--- start of Exercise materials ---

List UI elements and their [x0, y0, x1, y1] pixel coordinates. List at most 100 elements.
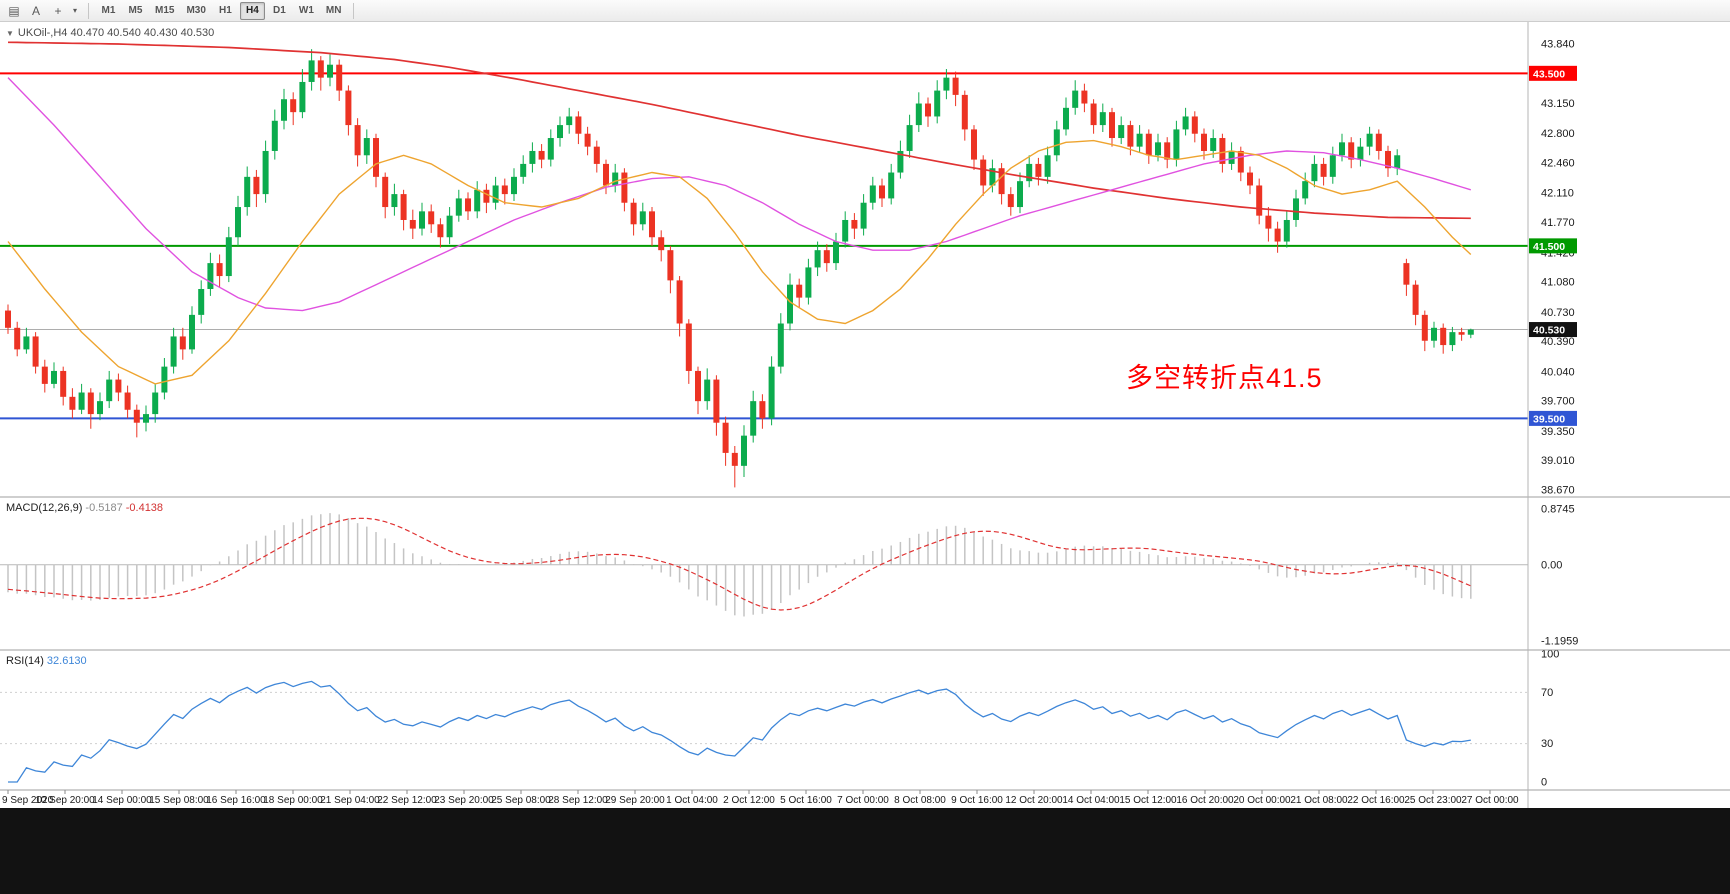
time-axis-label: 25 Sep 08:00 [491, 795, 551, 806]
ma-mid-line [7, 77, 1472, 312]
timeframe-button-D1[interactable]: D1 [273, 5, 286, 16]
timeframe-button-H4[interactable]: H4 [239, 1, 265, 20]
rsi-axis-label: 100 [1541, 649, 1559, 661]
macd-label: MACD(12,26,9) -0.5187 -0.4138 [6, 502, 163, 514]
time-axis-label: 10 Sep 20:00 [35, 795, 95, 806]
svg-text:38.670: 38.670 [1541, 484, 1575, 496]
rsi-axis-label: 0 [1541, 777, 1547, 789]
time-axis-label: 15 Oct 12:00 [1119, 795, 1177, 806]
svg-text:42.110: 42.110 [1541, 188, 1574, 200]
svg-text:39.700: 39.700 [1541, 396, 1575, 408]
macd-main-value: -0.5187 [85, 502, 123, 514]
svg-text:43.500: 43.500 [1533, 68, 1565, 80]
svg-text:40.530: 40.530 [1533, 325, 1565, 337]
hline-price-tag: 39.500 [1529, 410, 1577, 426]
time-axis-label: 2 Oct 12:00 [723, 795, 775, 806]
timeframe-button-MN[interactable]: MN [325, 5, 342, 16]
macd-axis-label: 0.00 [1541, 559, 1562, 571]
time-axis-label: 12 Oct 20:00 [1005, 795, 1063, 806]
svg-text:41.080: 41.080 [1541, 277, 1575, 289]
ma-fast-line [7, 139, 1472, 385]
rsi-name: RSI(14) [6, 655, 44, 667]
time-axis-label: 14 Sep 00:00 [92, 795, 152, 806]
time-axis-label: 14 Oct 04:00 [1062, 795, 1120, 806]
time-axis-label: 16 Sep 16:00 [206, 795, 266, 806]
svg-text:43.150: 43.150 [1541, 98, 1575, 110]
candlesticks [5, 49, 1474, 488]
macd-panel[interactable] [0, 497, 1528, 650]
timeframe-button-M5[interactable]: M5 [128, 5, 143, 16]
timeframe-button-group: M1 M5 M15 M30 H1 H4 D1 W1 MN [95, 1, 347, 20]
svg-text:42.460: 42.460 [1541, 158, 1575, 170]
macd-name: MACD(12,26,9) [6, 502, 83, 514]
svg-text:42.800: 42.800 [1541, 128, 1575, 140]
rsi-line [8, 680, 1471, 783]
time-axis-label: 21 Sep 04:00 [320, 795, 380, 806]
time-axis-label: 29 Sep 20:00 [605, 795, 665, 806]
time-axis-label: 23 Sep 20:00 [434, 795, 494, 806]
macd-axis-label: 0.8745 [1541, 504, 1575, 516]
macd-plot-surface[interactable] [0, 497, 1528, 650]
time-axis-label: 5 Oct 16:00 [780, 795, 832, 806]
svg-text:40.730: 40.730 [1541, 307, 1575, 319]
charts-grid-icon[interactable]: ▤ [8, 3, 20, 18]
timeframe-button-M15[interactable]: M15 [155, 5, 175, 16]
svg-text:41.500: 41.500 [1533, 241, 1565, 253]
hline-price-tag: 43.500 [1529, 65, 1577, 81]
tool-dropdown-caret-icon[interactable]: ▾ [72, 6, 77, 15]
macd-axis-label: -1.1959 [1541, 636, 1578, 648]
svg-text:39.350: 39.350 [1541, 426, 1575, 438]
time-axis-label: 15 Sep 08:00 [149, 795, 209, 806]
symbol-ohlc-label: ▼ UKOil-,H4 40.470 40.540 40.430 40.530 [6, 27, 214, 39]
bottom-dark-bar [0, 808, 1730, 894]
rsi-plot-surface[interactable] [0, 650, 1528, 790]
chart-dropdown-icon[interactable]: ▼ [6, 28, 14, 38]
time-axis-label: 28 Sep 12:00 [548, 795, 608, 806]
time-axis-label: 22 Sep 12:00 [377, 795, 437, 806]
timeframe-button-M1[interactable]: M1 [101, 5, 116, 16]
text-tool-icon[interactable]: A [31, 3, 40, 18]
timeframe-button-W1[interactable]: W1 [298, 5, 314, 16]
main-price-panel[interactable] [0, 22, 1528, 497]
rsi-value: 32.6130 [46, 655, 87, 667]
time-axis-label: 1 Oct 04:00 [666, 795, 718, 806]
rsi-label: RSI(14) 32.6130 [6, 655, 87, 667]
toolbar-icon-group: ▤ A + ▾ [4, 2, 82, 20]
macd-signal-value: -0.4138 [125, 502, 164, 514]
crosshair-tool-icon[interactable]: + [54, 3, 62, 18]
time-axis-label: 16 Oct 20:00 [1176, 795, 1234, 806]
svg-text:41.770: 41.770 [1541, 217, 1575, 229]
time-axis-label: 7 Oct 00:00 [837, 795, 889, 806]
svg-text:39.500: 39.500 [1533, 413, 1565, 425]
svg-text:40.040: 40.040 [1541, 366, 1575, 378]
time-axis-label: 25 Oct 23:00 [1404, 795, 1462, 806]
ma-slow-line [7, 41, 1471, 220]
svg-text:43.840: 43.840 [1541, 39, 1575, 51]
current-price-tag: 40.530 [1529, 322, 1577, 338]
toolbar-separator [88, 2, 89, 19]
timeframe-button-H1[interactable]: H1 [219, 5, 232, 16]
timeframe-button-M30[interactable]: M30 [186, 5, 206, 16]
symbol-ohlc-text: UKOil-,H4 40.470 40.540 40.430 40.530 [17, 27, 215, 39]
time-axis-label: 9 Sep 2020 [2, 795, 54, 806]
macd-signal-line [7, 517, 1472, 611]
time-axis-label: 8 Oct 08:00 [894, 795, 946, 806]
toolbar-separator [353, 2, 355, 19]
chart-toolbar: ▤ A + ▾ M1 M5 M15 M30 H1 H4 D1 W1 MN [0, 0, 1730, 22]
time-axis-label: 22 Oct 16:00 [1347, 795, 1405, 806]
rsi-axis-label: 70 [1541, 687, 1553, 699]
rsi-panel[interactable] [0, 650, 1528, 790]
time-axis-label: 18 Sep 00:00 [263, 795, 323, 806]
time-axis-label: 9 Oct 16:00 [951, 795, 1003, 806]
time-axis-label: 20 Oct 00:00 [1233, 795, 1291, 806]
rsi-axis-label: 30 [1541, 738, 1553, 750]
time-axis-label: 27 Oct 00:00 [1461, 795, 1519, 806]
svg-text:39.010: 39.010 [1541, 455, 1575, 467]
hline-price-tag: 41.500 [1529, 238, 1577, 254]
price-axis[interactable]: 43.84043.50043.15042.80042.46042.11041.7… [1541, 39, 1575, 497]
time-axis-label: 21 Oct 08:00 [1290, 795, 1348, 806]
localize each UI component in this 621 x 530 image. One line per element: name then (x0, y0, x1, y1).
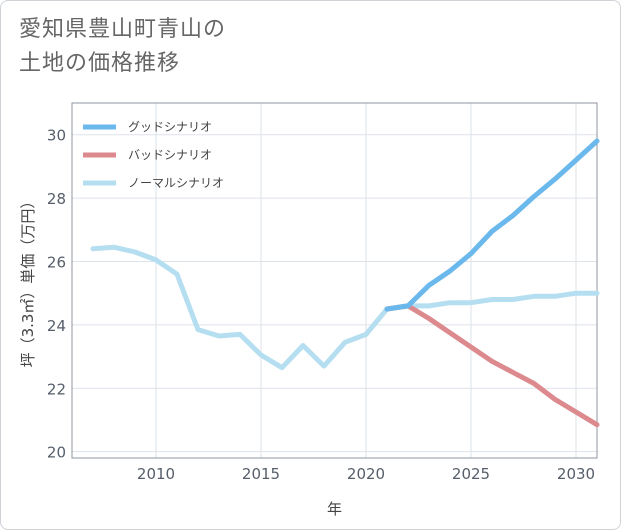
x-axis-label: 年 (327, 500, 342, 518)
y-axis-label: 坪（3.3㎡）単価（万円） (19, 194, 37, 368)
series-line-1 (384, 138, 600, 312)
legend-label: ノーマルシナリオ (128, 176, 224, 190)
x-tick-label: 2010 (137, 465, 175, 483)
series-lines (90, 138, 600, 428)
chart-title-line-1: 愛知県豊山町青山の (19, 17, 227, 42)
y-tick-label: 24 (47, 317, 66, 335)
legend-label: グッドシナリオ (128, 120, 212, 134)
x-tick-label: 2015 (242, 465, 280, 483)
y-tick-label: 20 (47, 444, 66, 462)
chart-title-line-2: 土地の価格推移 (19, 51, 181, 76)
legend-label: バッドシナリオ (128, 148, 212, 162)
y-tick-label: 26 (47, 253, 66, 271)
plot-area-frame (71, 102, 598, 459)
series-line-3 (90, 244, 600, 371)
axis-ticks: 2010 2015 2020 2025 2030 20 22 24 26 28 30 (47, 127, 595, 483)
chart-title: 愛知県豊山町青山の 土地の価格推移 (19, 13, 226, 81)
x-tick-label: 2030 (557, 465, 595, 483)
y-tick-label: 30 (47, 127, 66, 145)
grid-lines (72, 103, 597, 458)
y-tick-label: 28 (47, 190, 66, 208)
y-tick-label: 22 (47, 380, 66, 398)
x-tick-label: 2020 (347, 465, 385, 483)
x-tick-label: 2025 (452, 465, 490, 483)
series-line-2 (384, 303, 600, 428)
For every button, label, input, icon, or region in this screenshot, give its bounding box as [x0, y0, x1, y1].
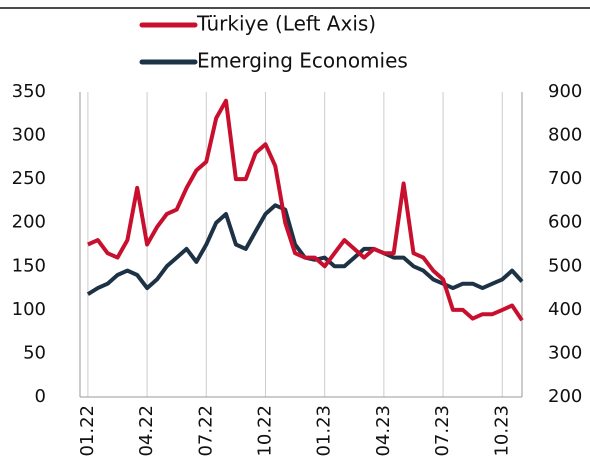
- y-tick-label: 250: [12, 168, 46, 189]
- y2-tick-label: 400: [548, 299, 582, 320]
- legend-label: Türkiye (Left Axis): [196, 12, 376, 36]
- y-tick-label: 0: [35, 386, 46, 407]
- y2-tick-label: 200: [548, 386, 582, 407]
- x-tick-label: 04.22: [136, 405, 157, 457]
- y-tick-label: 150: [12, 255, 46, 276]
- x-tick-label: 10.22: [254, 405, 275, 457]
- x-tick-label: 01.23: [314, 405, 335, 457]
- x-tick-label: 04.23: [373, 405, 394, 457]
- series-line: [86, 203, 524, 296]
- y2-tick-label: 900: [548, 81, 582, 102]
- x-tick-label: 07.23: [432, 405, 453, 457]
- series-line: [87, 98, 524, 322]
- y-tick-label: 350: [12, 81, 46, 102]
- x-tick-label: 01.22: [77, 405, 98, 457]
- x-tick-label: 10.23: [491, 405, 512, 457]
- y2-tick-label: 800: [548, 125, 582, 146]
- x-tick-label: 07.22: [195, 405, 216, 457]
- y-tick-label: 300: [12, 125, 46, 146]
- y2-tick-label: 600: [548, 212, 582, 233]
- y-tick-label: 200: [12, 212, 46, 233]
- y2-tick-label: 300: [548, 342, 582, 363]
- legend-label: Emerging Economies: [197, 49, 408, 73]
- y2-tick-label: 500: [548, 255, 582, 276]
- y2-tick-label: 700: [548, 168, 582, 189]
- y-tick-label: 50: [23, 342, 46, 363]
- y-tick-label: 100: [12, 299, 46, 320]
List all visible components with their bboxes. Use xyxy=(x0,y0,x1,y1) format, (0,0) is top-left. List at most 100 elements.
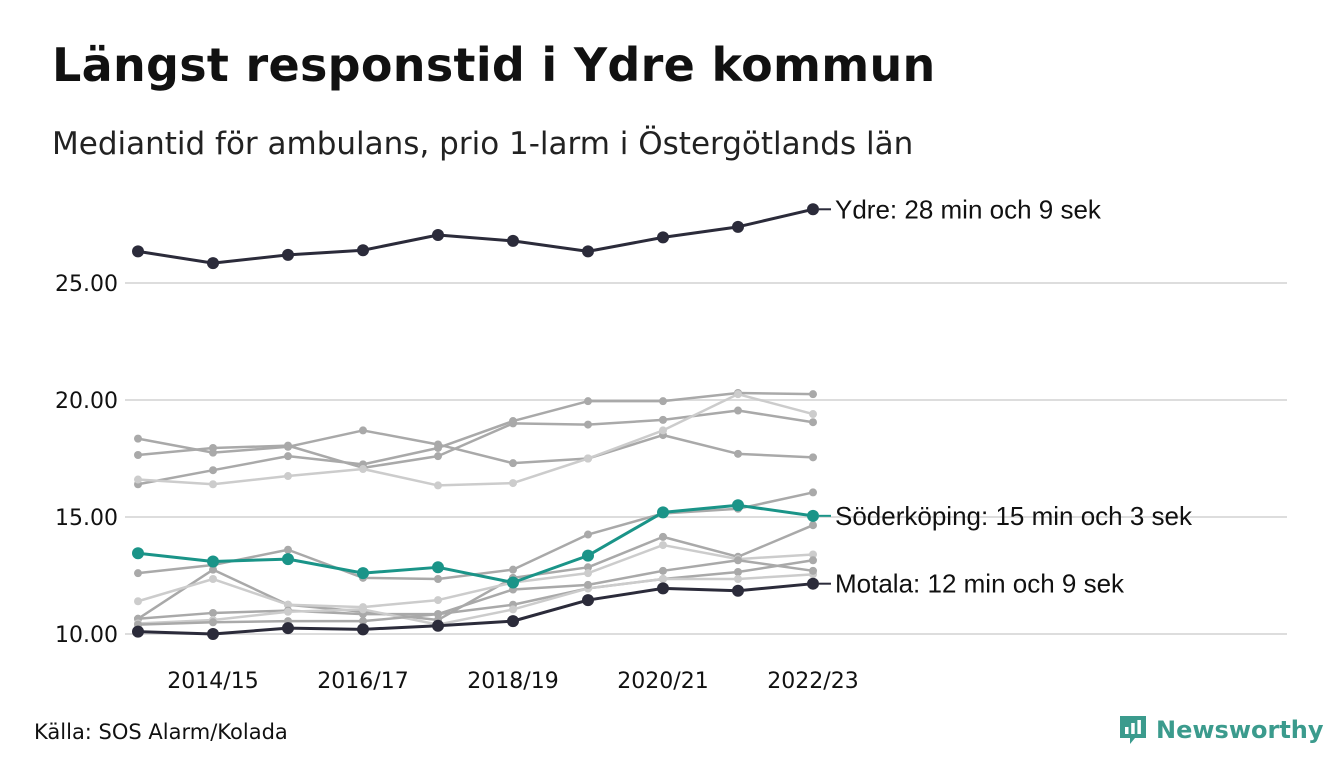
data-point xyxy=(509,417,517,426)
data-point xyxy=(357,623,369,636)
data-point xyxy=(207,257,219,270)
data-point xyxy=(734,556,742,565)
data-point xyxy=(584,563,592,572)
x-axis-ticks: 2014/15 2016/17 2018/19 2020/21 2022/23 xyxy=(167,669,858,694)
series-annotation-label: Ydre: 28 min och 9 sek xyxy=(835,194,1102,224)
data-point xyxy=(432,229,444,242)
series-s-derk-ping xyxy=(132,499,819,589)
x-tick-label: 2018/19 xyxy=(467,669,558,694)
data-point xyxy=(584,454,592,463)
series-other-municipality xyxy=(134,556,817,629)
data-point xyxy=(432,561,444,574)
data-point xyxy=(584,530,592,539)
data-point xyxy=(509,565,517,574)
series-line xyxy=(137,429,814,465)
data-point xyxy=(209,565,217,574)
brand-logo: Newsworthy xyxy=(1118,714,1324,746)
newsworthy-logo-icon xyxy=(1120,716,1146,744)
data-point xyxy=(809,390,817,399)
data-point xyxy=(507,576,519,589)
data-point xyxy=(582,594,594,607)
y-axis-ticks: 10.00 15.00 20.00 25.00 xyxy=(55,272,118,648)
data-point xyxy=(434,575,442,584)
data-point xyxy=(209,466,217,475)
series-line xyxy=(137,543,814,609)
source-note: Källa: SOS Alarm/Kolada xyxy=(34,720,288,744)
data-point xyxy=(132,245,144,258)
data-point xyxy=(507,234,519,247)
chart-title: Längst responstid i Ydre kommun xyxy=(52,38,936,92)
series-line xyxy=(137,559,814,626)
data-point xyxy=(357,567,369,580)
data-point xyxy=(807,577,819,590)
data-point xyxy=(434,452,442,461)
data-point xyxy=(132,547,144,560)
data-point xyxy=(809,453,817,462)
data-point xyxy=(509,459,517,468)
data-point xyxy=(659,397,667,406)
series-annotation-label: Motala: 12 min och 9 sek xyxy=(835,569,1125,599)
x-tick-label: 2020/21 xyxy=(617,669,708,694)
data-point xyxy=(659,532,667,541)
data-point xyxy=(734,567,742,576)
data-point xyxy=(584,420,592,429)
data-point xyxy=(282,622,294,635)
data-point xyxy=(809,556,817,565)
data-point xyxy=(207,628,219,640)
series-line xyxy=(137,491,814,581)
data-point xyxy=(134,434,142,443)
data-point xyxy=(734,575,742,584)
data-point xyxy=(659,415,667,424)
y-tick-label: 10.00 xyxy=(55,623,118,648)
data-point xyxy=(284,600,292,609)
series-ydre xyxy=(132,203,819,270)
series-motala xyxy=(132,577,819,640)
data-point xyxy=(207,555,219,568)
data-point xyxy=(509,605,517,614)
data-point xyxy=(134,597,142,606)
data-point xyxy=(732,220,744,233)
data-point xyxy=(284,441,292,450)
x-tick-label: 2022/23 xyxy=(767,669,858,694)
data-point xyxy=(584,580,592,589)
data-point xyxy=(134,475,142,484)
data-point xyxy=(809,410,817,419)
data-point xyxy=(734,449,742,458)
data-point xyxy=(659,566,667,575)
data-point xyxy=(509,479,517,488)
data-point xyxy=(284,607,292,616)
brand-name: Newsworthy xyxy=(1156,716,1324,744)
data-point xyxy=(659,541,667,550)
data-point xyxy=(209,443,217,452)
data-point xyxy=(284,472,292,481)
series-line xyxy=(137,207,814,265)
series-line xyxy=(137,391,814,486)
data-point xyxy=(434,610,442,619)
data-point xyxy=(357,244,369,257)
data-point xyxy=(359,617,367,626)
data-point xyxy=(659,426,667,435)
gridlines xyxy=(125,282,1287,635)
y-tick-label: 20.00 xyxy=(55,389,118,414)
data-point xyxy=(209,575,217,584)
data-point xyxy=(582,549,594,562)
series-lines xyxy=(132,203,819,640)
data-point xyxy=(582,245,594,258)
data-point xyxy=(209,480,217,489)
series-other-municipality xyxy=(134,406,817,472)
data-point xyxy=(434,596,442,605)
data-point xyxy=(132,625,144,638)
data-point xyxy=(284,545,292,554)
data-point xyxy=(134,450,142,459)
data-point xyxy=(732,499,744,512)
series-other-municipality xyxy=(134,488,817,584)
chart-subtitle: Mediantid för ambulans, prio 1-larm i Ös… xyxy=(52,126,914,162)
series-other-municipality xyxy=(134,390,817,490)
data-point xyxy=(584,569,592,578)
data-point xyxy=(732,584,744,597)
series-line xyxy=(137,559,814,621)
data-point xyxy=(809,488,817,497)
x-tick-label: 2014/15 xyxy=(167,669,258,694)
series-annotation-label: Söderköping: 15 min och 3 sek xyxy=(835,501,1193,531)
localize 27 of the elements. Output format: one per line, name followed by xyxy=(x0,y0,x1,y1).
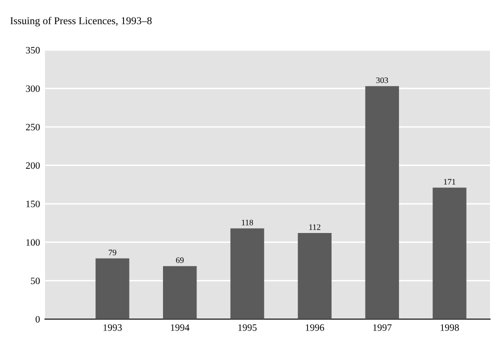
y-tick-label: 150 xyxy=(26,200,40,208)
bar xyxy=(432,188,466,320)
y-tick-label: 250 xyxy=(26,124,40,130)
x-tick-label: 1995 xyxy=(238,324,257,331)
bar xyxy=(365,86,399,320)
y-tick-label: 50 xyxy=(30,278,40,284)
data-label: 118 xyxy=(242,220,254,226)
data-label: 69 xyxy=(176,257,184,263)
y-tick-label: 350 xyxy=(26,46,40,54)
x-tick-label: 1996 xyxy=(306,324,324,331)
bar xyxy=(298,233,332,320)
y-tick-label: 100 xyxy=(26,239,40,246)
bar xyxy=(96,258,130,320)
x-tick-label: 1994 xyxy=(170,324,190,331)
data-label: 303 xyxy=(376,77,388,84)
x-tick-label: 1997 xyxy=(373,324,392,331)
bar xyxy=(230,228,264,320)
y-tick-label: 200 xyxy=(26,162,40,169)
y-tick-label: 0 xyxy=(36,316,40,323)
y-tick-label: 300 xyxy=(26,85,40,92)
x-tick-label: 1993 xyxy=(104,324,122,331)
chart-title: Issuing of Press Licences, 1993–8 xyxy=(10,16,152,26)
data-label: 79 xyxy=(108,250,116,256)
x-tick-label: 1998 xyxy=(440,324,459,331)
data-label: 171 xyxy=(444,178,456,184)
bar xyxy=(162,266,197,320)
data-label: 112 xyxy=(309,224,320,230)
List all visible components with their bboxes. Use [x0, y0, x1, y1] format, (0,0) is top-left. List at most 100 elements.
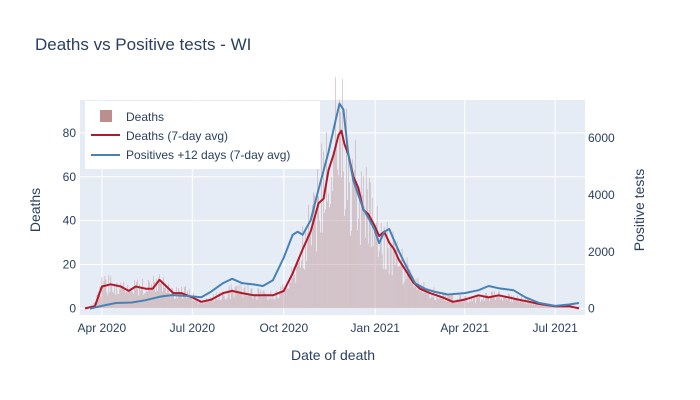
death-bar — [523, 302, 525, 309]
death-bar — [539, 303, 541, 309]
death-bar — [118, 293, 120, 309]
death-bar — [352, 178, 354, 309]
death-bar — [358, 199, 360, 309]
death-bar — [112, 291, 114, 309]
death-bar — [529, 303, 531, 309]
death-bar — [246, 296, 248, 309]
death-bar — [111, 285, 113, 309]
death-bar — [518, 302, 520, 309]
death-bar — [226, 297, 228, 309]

--- end of Exercise materials ---

Pick out every line in the material above that contains the string "symbol". Letter case counts.

**Full solution**
symbol-ohlc-label: ▼ UKOil-,H4 40.470 40.540 40.430 40.530 [6, 27, 214, 39]
symbol-ohlc-text: UKOil-,H4 40.470 40.540 40.430 40.530 [17, 27, 215, 39]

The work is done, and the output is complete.